_Exercise requirements_
Extract all lines in the data that contain the word "sitt".

_Records to process_
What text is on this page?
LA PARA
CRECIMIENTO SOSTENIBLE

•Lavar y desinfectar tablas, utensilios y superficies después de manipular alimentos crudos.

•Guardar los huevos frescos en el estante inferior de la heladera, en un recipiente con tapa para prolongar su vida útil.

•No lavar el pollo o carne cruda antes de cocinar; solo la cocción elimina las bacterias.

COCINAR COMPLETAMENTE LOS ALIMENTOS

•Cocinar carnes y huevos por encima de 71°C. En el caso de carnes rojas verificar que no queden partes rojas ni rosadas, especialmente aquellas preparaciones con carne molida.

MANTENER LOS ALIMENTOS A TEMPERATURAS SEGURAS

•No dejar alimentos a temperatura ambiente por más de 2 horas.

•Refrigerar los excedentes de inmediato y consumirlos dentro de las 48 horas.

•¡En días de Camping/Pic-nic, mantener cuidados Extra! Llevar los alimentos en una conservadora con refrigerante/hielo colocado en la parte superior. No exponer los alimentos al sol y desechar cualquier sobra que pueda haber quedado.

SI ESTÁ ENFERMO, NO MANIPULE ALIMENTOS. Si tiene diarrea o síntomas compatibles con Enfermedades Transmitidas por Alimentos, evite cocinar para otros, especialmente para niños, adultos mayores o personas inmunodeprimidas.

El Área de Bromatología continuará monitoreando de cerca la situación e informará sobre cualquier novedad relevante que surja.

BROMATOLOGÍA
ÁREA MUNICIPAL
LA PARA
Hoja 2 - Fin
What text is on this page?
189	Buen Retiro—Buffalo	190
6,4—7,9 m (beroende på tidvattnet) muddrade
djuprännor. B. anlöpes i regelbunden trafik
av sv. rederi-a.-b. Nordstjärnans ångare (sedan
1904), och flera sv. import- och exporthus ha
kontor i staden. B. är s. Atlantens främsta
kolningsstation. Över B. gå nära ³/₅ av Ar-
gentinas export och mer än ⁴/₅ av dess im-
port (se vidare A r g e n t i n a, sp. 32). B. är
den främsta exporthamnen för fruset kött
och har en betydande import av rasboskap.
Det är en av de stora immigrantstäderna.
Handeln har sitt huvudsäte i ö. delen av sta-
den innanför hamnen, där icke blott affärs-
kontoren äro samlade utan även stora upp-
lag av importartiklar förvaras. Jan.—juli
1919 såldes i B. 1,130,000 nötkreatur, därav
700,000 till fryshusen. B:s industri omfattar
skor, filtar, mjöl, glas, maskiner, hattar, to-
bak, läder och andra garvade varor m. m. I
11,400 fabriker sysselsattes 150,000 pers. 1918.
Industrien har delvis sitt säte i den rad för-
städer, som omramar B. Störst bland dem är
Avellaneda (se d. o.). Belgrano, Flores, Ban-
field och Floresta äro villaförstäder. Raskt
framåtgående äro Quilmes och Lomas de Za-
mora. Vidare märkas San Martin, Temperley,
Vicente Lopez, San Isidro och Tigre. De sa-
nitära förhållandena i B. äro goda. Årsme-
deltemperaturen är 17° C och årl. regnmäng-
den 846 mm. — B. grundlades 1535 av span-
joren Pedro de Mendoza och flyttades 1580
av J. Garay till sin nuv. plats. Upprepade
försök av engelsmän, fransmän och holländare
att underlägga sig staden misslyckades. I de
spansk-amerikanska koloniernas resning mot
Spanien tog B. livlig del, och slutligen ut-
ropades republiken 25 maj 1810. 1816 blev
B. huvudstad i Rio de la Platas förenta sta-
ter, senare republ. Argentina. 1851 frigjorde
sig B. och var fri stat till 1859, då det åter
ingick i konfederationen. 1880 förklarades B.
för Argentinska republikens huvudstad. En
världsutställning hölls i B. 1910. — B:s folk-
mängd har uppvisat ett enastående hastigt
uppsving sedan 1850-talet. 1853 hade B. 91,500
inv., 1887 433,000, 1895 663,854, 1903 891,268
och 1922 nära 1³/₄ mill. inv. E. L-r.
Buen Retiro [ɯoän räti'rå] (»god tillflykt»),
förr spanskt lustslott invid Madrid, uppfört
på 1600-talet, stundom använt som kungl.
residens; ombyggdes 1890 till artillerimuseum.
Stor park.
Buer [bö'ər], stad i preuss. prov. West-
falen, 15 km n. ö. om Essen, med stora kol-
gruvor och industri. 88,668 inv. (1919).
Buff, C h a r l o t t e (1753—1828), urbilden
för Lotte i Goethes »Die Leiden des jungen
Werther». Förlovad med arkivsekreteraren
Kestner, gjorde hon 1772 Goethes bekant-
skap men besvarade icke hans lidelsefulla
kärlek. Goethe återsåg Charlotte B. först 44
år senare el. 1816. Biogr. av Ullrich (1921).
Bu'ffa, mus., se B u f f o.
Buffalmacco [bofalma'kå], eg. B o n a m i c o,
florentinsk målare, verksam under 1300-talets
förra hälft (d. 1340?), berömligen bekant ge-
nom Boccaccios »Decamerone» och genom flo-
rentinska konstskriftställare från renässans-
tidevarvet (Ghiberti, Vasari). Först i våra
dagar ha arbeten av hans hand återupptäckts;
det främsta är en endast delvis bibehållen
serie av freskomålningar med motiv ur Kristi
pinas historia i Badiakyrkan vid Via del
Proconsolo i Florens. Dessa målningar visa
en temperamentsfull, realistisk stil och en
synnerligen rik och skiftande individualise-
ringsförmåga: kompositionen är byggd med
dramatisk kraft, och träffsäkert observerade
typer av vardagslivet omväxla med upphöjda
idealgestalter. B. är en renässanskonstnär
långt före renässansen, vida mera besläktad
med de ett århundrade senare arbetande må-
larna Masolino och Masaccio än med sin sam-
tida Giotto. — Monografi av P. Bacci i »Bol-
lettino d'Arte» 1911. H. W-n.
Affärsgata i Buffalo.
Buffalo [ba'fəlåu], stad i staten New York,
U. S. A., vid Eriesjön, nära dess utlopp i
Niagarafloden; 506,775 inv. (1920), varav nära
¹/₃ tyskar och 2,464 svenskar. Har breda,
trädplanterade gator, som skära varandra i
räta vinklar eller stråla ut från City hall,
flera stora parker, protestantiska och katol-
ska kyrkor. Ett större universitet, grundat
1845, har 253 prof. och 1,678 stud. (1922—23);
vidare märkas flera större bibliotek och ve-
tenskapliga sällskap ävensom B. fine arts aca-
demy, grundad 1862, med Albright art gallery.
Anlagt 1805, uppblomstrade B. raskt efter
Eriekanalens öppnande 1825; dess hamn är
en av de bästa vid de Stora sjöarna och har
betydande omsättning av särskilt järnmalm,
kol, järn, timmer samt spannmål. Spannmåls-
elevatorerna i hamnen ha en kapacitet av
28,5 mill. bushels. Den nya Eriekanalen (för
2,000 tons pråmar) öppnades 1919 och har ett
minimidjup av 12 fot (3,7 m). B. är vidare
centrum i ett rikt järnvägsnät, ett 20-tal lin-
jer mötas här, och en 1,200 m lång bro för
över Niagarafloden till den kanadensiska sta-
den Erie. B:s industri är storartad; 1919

_Exercise response_
Handeln har sitt huvudsäte i ö. delen av sta-
Industrien har delvis sitt säte i den rad för-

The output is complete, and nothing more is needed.